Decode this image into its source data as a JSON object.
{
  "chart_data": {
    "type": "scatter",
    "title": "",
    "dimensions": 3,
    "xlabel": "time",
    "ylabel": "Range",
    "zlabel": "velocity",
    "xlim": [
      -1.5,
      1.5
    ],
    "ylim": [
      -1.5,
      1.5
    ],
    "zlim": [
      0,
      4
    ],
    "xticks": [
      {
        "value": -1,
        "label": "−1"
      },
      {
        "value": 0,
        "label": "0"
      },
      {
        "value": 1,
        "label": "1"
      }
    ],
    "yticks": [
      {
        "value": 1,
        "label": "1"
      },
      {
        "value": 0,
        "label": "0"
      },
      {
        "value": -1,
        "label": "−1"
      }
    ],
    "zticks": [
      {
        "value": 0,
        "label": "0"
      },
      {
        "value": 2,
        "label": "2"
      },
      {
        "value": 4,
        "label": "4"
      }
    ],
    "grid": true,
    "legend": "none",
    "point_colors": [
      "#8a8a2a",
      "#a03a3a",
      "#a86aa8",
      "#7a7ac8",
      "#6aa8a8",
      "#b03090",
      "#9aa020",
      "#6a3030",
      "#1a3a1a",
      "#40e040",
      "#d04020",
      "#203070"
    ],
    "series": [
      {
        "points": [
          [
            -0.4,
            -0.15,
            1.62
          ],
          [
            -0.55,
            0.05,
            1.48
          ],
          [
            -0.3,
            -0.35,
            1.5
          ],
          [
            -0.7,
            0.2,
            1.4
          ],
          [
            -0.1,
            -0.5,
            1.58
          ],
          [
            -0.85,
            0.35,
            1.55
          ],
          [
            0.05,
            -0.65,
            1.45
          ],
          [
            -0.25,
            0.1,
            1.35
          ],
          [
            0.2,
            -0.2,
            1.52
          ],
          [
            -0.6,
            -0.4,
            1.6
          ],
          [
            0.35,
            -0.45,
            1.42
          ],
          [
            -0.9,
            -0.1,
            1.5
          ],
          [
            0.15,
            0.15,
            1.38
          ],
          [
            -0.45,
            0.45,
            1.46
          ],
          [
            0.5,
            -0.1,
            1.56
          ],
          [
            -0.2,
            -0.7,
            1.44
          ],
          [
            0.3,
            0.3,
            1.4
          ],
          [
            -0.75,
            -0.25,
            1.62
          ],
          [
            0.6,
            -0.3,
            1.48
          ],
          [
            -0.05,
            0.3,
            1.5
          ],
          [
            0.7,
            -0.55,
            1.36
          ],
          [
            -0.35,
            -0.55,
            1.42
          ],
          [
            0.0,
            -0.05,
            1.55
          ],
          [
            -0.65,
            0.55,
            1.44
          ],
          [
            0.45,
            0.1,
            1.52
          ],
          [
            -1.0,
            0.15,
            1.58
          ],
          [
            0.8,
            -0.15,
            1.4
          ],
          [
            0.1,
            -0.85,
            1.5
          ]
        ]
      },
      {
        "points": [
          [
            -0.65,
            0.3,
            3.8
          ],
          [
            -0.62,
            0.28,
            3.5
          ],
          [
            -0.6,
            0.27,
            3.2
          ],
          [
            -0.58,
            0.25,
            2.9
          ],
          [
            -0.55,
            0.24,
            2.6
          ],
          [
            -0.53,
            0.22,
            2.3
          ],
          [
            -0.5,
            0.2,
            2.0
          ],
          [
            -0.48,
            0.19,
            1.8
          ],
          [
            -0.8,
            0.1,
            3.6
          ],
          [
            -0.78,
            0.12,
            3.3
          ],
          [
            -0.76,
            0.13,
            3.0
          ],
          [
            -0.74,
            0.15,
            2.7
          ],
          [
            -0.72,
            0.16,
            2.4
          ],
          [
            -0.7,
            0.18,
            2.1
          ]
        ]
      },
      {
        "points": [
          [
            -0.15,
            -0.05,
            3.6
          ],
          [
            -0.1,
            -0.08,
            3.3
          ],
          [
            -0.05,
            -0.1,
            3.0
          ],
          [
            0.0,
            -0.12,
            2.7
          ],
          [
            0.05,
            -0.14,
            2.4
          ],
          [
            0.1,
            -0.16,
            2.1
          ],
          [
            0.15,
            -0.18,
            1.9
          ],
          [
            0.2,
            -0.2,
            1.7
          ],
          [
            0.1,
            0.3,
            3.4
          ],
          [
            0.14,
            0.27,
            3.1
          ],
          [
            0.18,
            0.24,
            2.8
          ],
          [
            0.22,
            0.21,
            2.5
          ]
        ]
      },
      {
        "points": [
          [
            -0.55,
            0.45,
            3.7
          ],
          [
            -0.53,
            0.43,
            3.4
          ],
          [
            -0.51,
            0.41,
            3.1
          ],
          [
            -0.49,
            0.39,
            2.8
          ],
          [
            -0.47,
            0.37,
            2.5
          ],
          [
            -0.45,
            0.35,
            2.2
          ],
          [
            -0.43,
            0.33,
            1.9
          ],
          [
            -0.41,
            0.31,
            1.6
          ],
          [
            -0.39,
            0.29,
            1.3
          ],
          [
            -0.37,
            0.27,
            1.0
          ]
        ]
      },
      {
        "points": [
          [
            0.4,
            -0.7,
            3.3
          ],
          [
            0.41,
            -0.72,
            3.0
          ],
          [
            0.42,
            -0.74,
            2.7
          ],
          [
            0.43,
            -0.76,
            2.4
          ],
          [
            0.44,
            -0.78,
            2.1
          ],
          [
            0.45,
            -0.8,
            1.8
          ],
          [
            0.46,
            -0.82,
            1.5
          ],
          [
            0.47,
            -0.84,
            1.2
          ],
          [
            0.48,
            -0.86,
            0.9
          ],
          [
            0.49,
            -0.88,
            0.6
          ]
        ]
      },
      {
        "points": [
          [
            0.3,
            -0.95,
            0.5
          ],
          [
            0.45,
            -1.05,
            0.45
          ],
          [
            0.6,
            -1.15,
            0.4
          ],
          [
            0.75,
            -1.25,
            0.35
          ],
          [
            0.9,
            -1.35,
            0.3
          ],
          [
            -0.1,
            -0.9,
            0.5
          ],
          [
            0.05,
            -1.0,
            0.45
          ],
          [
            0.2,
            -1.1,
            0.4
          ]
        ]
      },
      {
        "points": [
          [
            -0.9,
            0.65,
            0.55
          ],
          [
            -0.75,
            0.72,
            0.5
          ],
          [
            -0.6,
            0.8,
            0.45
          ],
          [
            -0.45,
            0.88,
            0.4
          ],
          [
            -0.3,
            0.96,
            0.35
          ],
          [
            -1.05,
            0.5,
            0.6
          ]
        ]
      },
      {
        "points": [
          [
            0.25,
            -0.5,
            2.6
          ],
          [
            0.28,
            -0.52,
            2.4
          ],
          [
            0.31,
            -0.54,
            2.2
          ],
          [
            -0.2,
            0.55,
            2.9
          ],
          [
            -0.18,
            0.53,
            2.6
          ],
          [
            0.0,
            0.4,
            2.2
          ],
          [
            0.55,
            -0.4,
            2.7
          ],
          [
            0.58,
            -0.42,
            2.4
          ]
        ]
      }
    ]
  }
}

TASK DETAILS.
Quote the material exactly, leaving nothing out.

WRITTEN ANSWER.
Decode this image into its source data as a JSON object.
{
  "chart_data": {
    "type": "scatter",
    "title": "",
    "dimensions": 3,
    "xlabel": "time",
    "ylabel": "Range",
    "zlabel": "velocity",
    "xlim": [
      -1.5,
      1.5
    ],
    "ylim": [
      -1.5,
      1.5
    ],
    "zlim": [
      0,
      4
    ],
    "xticks": [
      {
        "value": -1,
        "label": "−1"
      },
      {
        "value": 0,
        "label": "0"
      },
      {
        "value": 1,
        "label": "1"
      }
    ],
    "yticks": [
      {
        "value": 1,
        "label": "1"
      },
      {
        "value": 0,
        "label": "0"
      },
      {
        "value": -1,
        "label": "−1"
      }
    ],
    "zticks": [
      {
        "value": 0,
        "label": "0"
      },
      {
        "value": 2,
        "label": "2"
      },
      {
        "value": 4,
        "label": "4"
      }
    ],
    "grid": true,
    "legend": "none",
    "point_colors": [
      "#8a8a2a",
      "#a03a3a",
      "#a86aa8",
      "#7a7ac8",
      "#6aa8a8",
      "#b03090",
      "#9aa020",
      "#6a3030",
      "#1a3a1a",
      "#40e040",
      "#d04020",
      "#203070"
    ],
    "series": [
      {
        "points": [
          [
            -0.4,
            -0.15,
            1.62
          ],
          [
            -0.55,
            0.05,
            1.48
          ],
          [
            -0.3,
            -0.35,
            1.5
          ],
          [
            -0.7,
            0.2,
            1.4
          ],
          [
            -0.1,
            -0.5,
            1.58
          ],
          [
            -0.85,
            0.35,
            1.55
          ],
          [
            0.05,
            -0.65,
            1.45
          ],
          [
            -0.25,
            0.1,
            1.35
          ],
          [
            0.2,
            -0.2,
            1.52
          ],
          [
            -0.6,
            -0.4,
            1.6
          ],
          [
            0.35,
            -0.45,
            1.42
          ],
          [
            -0.9,
            -0.1,
            1.5
          ],
          [
            0.15,
            0.15,
            1.38
          ],
          [
            -0.45,
            0.45,
            1.46
          ],
          [
            0.5,
            -0.1,
            1.56
          ],
          [
            -0.2,
            -0.7,
            1.44
          ],
          [
            0.3,
            0.3,
            1.4
          ],
          [
            -0.75,
            -0.25,
            1.62
          ],
          [
            0.6,
            -0.3,
            1.48
          ],
          [
            -0.05,
            0.3,
            1.5
          ],
          [
            0.7,
            -0.55,
            1.36
          ],
          [
            -0.35,
            -0.55,
            1.42
          ],
          [
            0.0,
            -0.05,
            1.55
          ],
          [
            -0.65,
            0.55,
            1.44
          ],
          [
            0.45,
            0.1,
            1.52
          ],
          [
            -1.0,
            0.15,
            1.58
          ],
          [
            0.8,
            -0.15,
            1.4
          ],
          [
            0.1,
            -0.85,
            1.5
          ]
        ]
      },
      {
        "points": [
          [
            -0.65,
            0.3,
            3.8
          ],
          [
            -0.62,
            0.28,
            3.5
          ],
          [
            -0.6,
            0.27,
            3.2
          ],
          [
            -0.58,
            0.25,
            2.9
          ],
          [
            -0.55,
            0.24,
            2.6
          ],
          [
            -0.53,
            0.22,
            2.3
          ],
          [
            -0.5,
            0.2,
            2.0
          ],
          [
            -0.48,
            0.19,
            1.8
          ],
          [
            -0.8,
            0.1,
            3.6
          ],
          [
            -0.78,
            0.12,
            3.3
          ],
          [
            -0.76,
            0.13,
            3.0
          ],
          [
            -0.74,
            0.15,
            2.7
          ],
          [
            -0.72,
            0.16,
            2.4
          ],
          [
            -0.7,
            0.18,
            2.1
          ]
        ]
      },
      {
        "points": [
          [
            -0.15,
            -0.05,
            3.6
          ],
          [
            -0.1,
            -0.08,
            3.3
          ],
          [
            -0.05,
            -0.1,
            3.0
          ],
          [
            0.0,
            -0.12,
            2.7
          ],
          [
            0.05,
            -0.14,
            2.4
          ],
          [
            0.1,
            -0.16,
            2.1
          ],
          [
            0.15,
            -0.18,
            1.9
          ],
          [
            0.2,
            -0.2,
            1.7
          ],
          [
            0.1,
            0.3,
            3.4
          ],
          [
            0.14,
            0.27,
            3.1
          ],
          [
            0.18,
            0.24,
            2.8
          ],
          [
            0.22,
            0.21,
            2.5
          ]
        ]
      },
      {
        "points": [
          [
            -0.55,
            0.45,
            3.7
          ],
          [
            -0.53,
            0.43,
            3.4
          ],
          [
            -0.51,
            0.41,
            3.1
          ],
          [
            -0.49,
            0.39,
            2.8
          ],
          [
            -0.47,
            0.37,
            2.5
          ],
          [
            -0.45,
            0.35,
            2.2
          ],
          [
            -0.43,
            0.33,
            1.9
          ],
          [
            -0.41,
            0.31,
            1.6
          ],
          [
            -0.39,
            0.29,
            1.3
          ],
          [
            -0.37,
            0.27,
            1.0
          ]
        ]
      },
      {
        "points": [
          [
            0.4,
            -0.7,
            3.3
          ],
          [
            0.41,
            -0.72,
            3.0
          ],
          [
            0.42,
            -0.74,
            2.7
          ],
          [
            0.43,
            -0.76,
            2.4
          ],
          [
            0.44,
            -0.78,
            2.1
          ],
          [
            0.45,
            -0.8,
            1.8
          ],
          [
            0.46,
            -0.82,
            1.5
          ],
          [
            0.47,
            -0.84,
            1.2
          ],
          [
            0.48,
            -0.86,
            0.9
          ],
          [
            0.49,
            -0.88,
            0.6
          ]
        ]
      },
      {
        "points": [
          [
            0.3,
            -0.95,
            0.5
          ],
          [
            0.45,
            -1.05,
            0.45
          ],
          [
            0.6,
            -1.15,
            0.4
          ],
          [
            0.75,
            -1.25,
            0.35
          ],
          [
            0.9,
            -1.35,
            0.3
          ],
          [
            -0.1,
            -0.9,
            0.5
          ],
          [
            0.05,
            -1.0,
            0.45
          ],
          [
            0.2,
            -1.1,
            0.4
          ]
        ]
      },
      {
        "points": [
          [
            -0.9,
            0.65,
            0.55
          ],
          [
            -0.75,
            0.72,
            0.5
          ],
          [
            -0.6,
            0.8,
            0.45
          ],
          [
            -0.45,
            0.88,
            0.4
          ],
          [
            -0.3,
            0.96,
            0.35
          ],
          [
            -1.05,
            0.5,
            0.6
          ]
        ]
      },
      {
        "points": [
          [
            0.25,
            -0.5,
            2.6
          ],
          [
            0.28,
            -0.52,
            2.4
          ],
          [
            0.31,
            -0.54,
            2.2
          ],
          [
            -0.2,
            0.55,
            2.9
          ],
          [
            -0.18,
            0.53,
            2.6
          ],
          [
            0.0,
            0.4,
            2.2
          ],
          [
            0.55,
            -0.4,
            2.7
          ],
          [
            0.58,
            -0.42,
            2.4
          ]
        ]
      }
    ]
  }
}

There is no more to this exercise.